## Begin Data shown

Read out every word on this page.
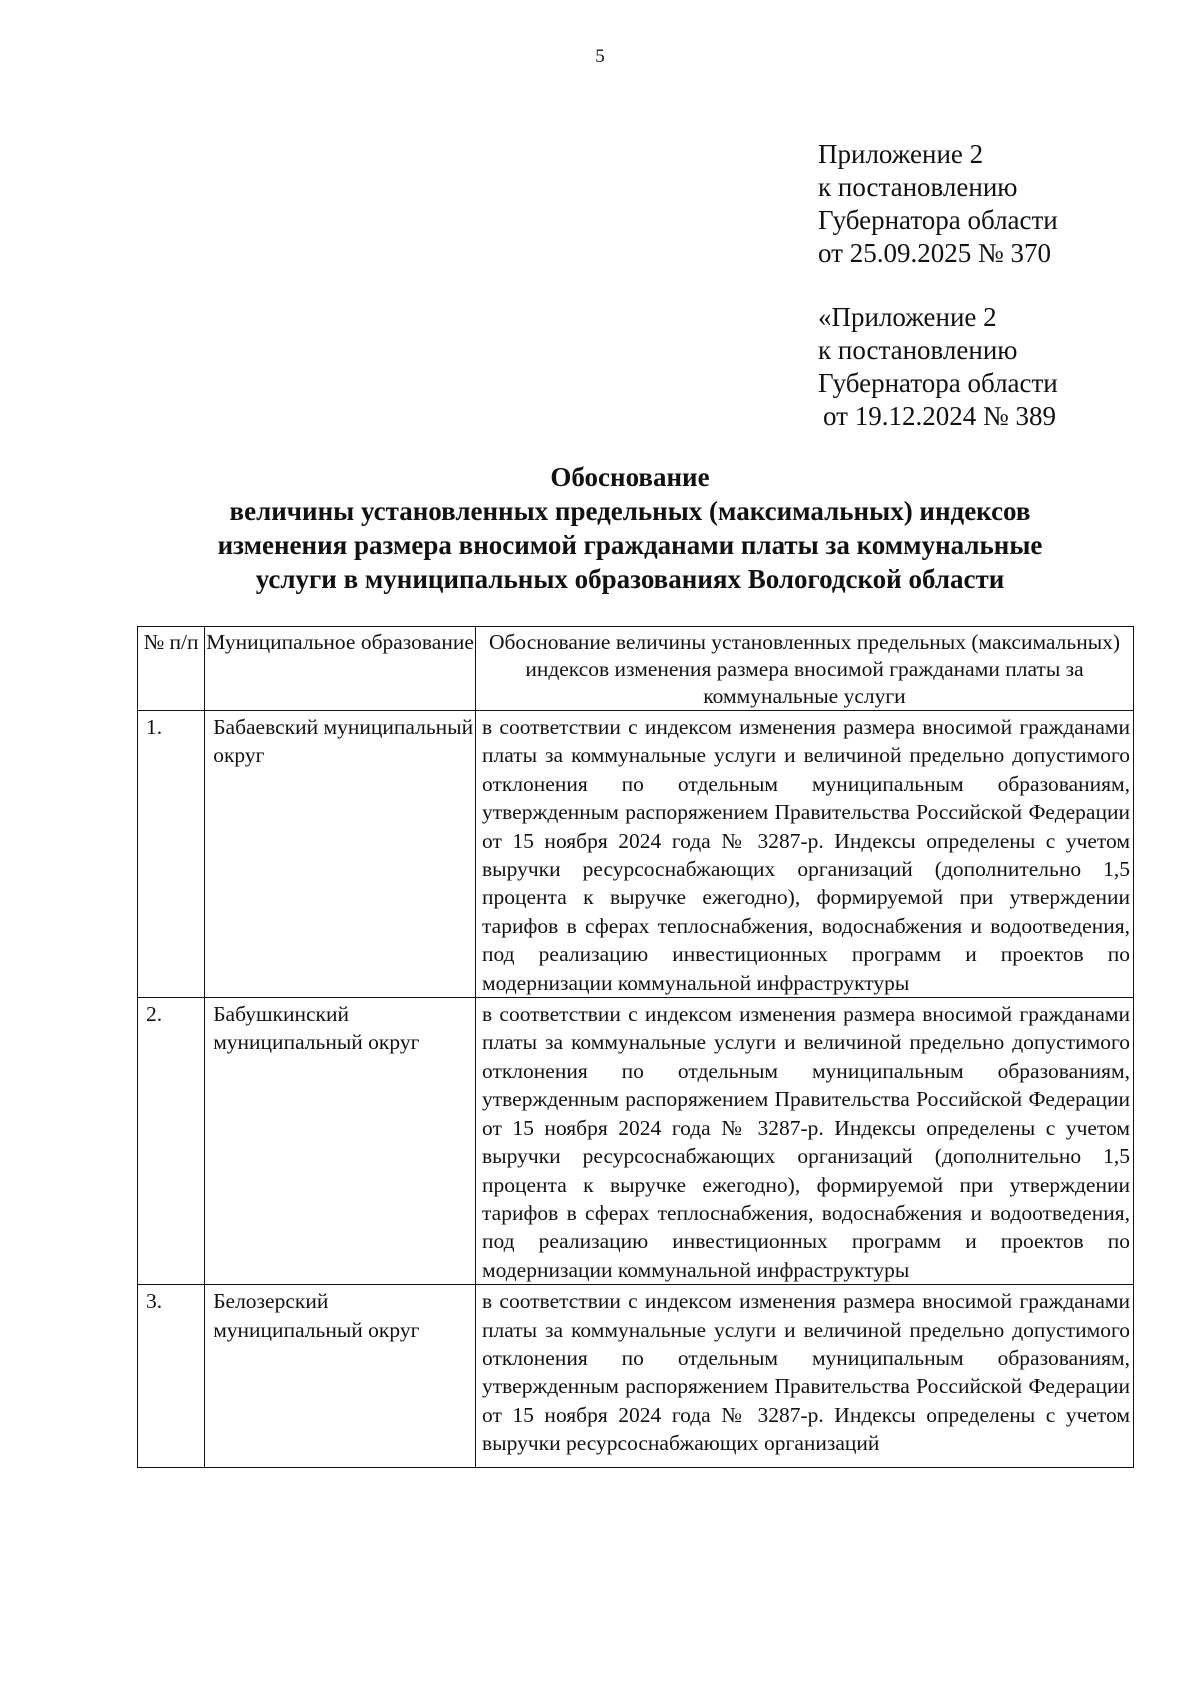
5
Приложение 2
к постановлению
Губернатора области
от 25.09.2025 № 370
«Приложение 2
к постановлению
Губернатора области
от 19.12.2024 № 389
Обоснование
величины установленных предельных (максимальных) индексов
изменения размера вносимой гражданами платы за коммунальные
услуги в муниципальных образованиях Вологодской области
№ п/п	Муниципальное образование	Обоснование величины установленных предельных (максимальных) индексов изменения размера вносимой гражданами платы за коммунальные услуги
1.	Бабаевский муниципальный округ	в соответствии с индексом изменения размера вносимой гражданами платы за коммунальные услуги и величиной предельно допустимого отклонения по отдельным муниципальным образованиям, утвержденным распоряжением Правительства Российской Федерации от 15 ноября 2024 года № 3287-р. Индексы определены с учетом выручки ресурсоснабжающих организаций (дополнительно 1,5 процента к выручке ежегодно), формируемой при утверждении тарифов в сферах теплоснабжения, водоснабжения и водоотведения, под реализацию инвестиционных программ и проектов по модернизации коммунальной инфраструктуры
2.	Бабушкинский муниципальный округ	в соответствии с индексом изменения размера вносимой гражданами платы за коммунальные услуги и величиной предельно допустимого отклонения по отдельным муниципальным образованиям, утвержденным распоряжением Правительства Российской Федерации от 15 ноября 2024 года № 3287-р. Индексы определены с учетом выручки ресурсоснабжающих организаций (дополнительно 1,5 процента к выручке ежегодно), формируемой при утверждении тарифов в сферах теплоснабжения, водоснабжения и водоотведения, под реализацию инвестиционных программ и проектов по модернизации коммунальной инфраструктуры
3.	Белозерский муниципальный округ	в соответствии с индексом изменения размера вносимой гражданами платы за коммунальные услуги и величиной предельно допустимого отклонения по отдельным муниципальным образованиям, утвержденным распоряжением Правительства Российской Федерации от 15 ноября 2024 года № 3287-р. Индексы определены с учетом выручки ресурсоснабжающих организаций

## End Data shown

[What the exercise asks]: Go through the listing above and write it out again exactly, dropping the pictures.

[Exercise result]:
Read out every word on this page.
5
Приложение 2
к постановлению
Губернатора области
от 25.09.2025 № 370
«Приложение 2
к постановлению
Губернатора области
от 19.12.2024 № 389
Обоснование
величины установленных предельных (максимальных) индексов
изменения размера вносимой гражданами платы за коммунальные
услуги в муниципальных образованиях Вологодской области
№ п/п	Муниципальное образование	Обоснование величины установленных предельных (максимальных) индексов изменения размера вносимой гражданами платы за коммунальные услуги
1.	Бабаевский муниципальный округ	в соответствии с индексом изменения размера вносимой гражданами платы за коммунальные услуги и величиной предельно допустимого отклонения по отдельным муниципальным образованиям, утвержденным распоряжением Правительства Российской Федерации от 15 ноября 2024 года № 3287-р. Индексы определены с учетом выручки ресурсоснабжающих организаций (дополнительно 1,5 процента к выручке ежегодно), формируемой при утверждении тарифов в сферах теплоснабжения, водоснабжения и водоотведения, под реализацию инвестиционных программ и проектов по модернизации коммунальной инфраструктуры
2.	Бабушкинский муниципальный округ	в соответствии с индексом изменения размера вносимой гражданами платы за коммунальные услуги и величиной предельно допустимого отклонения по отдельным муниципальным образованиям, утвержденным распоряжением Правительства Российской Федерации от 15 ноября 2024 года № 3287-р. Индексы определены с учетом выручки ресурсоснабжающих организаций (дополнительно 1,5 процента к выручке ежегодно), формируемой при утверждении тарифов в сферах теплоснабжения, водоснабжения и водоотведения, под реализацию инвестиционных программ и проектов по модернизации коммунальной инфраструктуры
3.	Белозерский муниципальный округ	в соответствии с индексом изменения размера вносимой гражданами платы за коммунальные услуги и величиной предельно допустимого отклонения по отдельным муниципальным образованиям, утвержденным распоряжением Правительства Российской Федерации от 15 ноября 2024 года № 3287-р. Индексы определены с учетом выручки ресурсоснабжающих организаций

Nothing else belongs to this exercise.